» TASK BRIEF:
Output only the count of lines that contain "your".

» TASK MATERIAL:

+++++

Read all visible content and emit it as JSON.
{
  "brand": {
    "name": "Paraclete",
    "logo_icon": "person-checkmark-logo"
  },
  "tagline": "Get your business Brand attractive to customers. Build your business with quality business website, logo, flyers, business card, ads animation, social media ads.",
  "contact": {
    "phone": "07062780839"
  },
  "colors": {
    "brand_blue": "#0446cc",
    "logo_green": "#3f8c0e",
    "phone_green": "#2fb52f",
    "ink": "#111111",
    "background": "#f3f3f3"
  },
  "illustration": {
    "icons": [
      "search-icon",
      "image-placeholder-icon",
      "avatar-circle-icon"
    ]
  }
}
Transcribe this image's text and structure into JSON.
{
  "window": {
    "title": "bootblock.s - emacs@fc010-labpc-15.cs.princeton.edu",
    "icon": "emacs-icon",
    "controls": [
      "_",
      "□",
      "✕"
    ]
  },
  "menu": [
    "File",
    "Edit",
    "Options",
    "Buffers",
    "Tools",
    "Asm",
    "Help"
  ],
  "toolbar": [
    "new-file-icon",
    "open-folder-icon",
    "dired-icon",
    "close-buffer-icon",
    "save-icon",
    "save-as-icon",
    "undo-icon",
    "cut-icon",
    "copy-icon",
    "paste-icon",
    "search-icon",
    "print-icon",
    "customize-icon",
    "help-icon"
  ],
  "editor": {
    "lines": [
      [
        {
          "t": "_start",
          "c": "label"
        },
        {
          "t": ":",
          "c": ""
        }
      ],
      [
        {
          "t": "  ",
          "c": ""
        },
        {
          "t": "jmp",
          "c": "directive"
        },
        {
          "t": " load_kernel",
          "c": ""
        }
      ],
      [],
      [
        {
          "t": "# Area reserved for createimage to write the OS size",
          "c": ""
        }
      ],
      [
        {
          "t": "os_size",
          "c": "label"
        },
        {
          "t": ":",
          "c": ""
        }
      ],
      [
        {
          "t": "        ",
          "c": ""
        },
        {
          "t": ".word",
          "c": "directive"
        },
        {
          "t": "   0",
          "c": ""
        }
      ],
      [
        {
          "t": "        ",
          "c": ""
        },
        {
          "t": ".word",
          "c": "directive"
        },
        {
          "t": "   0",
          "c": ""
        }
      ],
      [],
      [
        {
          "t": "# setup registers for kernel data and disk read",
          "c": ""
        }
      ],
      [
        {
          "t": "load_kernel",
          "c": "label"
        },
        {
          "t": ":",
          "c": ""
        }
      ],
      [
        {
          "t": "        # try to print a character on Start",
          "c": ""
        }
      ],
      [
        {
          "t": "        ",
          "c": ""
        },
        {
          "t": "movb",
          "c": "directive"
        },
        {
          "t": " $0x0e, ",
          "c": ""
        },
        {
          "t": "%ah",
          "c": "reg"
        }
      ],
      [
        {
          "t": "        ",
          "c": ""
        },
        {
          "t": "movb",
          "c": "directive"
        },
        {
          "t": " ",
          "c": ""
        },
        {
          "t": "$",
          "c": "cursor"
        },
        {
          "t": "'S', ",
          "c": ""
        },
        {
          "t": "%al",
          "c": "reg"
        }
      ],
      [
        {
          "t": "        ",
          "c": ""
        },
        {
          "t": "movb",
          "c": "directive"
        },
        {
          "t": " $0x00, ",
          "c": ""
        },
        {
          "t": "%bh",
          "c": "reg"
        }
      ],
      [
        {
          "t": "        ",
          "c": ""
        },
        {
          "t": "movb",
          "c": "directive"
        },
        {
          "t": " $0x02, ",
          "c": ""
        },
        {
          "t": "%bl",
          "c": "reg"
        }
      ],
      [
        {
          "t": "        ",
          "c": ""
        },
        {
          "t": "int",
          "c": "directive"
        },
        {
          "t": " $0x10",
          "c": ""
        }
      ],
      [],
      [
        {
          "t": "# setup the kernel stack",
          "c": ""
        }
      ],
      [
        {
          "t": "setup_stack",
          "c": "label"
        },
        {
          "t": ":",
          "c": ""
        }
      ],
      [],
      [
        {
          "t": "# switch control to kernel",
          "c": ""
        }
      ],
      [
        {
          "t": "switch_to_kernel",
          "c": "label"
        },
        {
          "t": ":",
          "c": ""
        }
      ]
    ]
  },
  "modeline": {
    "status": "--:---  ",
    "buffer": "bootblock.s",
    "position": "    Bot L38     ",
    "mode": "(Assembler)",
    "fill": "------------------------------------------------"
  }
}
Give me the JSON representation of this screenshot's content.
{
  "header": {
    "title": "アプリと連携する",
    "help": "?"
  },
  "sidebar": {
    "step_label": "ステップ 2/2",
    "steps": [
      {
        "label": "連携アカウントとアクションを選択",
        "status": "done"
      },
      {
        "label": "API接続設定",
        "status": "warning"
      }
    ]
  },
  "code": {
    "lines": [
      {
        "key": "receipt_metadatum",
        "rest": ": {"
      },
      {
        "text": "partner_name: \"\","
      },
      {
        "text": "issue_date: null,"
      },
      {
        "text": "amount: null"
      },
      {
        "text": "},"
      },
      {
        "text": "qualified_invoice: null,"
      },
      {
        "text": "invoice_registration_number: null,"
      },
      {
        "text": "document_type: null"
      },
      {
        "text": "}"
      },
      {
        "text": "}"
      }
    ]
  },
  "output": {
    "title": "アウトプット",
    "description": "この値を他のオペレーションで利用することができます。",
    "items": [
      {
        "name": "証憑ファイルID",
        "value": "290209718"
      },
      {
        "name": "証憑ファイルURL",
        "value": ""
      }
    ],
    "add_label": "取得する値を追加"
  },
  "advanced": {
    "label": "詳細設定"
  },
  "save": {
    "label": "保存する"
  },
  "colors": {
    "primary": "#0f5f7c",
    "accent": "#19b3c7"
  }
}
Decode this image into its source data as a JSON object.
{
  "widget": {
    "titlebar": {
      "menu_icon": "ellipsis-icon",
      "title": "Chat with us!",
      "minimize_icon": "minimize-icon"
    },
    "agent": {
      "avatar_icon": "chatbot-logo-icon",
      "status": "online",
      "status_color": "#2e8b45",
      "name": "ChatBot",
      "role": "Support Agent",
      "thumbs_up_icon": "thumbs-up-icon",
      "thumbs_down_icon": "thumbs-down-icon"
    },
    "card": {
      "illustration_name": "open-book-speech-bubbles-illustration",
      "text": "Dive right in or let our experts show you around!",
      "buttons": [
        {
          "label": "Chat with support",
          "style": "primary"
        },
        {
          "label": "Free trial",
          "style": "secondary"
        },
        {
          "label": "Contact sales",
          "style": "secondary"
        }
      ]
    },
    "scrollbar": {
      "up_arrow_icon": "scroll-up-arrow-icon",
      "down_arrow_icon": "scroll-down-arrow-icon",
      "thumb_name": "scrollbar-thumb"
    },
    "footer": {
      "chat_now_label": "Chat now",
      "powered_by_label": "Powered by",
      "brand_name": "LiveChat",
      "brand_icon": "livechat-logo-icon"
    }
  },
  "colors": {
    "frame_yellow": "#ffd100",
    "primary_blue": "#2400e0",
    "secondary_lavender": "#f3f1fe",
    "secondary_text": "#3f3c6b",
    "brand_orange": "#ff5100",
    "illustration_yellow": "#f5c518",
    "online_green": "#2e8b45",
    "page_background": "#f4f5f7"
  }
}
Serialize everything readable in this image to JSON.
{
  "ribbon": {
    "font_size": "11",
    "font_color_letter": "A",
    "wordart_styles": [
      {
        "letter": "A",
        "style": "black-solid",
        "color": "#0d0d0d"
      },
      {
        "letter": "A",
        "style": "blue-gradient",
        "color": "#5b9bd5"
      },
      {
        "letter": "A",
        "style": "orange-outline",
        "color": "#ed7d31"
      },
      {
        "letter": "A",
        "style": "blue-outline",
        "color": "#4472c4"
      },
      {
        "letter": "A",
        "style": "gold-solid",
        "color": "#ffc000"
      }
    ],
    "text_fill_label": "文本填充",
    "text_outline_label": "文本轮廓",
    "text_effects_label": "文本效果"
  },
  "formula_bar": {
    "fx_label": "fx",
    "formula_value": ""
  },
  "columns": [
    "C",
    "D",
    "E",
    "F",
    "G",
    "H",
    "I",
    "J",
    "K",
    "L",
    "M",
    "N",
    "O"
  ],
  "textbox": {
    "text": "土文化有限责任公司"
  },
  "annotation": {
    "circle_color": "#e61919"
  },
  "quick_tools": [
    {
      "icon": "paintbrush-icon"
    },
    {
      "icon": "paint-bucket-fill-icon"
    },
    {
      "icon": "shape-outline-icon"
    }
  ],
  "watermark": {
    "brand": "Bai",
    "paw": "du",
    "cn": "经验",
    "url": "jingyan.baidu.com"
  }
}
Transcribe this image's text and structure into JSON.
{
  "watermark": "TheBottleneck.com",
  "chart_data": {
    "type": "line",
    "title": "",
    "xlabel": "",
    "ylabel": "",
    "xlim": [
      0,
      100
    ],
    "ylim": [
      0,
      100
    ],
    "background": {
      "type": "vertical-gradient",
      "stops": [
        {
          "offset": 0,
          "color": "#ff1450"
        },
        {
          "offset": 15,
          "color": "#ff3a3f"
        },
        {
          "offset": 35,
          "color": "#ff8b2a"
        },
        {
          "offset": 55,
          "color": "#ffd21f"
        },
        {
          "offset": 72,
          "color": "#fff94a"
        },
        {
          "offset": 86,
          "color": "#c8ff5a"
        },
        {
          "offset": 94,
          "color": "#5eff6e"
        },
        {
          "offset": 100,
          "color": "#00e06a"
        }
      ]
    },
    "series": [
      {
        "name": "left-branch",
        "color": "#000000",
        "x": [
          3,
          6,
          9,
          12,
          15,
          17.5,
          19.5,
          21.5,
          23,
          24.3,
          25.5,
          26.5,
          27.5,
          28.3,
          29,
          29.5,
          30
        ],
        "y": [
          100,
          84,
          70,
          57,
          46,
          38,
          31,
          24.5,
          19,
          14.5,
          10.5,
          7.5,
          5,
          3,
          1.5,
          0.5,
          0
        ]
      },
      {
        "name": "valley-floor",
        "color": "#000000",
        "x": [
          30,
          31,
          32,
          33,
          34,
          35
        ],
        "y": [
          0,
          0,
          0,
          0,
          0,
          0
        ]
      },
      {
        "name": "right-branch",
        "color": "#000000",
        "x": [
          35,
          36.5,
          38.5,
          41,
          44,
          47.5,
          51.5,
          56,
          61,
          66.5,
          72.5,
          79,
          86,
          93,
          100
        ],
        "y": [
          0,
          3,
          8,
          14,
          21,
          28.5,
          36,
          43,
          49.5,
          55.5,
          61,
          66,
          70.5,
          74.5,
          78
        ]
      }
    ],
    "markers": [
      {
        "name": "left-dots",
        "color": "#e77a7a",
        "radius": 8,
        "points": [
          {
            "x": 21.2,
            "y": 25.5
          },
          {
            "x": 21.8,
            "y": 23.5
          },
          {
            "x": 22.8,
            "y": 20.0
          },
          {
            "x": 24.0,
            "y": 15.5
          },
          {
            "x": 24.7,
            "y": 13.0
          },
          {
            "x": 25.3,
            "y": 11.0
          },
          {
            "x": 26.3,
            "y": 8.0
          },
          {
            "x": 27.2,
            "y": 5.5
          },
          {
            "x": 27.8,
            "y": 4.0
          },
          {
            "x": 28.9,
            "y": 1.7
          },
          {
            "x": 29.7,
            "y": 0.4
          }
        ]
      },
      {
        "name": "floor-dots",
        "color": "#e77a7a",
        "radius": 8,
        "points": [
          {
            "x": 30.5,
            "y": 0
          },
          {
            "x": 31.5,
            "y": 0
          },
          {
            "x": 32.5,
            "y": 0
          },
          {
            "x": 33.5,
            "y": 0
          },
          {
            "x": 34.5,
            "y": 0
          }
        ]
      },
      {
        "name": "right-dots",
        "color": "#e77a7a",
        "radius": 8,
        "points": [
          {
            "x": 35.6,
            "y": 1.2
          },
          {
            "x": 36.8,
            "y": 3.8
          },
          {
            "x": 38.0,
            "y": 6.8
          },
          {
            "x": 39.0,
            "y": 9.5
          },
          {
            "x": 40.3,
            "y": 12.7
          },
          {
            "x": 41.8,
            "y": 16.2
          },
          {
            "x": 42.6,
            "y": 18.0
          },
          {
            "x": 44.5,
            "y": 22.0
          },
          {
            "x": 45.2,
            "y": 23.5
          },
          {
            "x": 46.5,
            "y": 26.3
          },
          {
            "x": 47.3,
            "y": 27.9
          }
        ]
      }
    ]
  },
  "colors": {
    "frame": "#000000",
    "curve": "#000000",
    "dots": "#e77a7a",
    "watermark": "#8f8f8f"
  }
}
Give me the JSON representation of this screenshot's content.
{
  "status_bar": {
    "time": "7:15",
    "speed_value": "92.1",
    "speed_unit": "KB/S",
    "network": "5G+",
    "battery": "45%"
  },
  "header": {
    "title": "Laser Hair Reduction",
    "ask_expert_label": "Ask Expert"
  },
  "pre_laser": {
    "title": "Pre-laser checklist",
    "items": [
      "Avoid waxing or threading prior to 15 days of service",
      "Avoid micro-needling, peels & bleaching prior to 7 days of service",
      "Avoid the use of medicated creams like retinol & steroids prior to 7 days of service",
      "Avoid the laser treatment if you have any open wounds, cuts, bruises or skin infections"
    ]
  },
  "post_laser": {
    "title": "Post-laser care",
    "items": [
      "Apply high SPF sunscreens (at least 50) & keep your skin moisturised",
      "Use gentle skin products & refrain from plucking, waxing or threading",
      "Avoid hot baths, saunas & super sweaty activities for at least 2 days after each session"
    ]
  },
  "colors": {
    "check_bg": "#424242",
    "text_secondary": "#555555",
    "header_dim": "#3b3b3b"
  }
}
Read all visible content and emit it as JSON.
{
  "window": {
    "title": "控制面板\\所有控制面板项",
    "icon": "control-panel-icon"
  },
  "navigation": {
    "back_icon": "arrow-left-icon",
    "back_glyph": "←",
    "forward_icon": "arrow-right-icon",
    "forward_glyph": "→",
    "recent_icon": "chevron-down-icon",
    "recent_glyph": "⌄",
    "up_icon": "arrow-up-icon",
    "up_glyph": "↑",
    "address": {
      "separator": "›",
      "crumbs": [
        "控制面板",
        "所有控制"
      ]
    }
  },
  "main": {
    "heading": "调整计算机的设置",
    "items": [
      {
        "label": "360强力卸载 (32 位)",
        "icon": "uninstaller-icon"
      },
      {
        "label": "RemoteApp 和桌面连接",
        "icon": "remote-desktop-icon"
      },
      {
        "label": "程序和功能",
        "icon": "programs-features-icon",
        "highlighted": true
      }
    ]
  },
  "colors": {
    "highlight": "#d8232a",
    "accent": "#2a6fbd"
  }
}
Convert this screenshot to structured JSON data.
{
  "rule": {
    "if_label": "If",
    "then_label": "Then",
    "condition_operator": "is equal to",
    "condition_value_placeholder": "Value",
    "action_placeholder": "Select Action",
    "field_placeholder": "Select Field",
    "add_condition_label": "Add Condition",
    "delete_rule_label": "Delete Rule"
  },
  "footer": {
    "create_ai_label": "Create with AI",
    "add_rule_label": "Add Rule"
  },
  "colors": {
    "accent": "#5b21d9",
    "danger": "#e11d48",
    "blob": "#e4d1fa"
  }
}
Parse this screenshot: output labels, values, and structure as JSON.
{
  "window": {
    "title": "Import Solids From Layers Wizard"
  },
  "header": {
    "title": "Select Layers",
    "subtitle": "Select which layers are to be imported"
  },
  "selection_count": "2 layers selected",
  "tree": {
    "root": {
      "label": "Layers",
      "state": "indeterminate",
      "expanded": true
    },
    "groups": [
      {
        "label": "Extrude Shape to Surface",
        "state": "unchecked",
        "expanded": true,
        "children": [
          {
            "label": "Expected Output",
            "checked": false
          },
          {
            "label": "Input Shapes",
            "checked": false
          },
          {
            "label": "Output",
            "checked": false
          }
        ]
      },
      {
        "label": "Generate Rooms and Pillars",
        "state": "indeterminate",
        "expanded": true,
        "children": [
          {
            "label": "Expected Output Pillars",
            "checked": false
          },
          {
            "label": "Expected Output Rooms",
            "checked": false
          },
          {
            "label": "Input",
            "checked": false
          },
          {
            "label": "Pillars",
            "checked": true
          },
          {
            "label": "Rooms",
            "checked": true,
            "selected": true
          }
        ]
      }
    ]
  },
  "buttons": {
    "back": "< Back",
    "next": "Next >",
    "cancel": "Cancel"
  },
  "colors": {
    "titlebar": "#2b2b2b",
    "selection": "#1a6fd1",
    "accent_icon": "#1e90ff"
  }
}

+++++

» RESPONSE FOR THIS EXERCISE:
2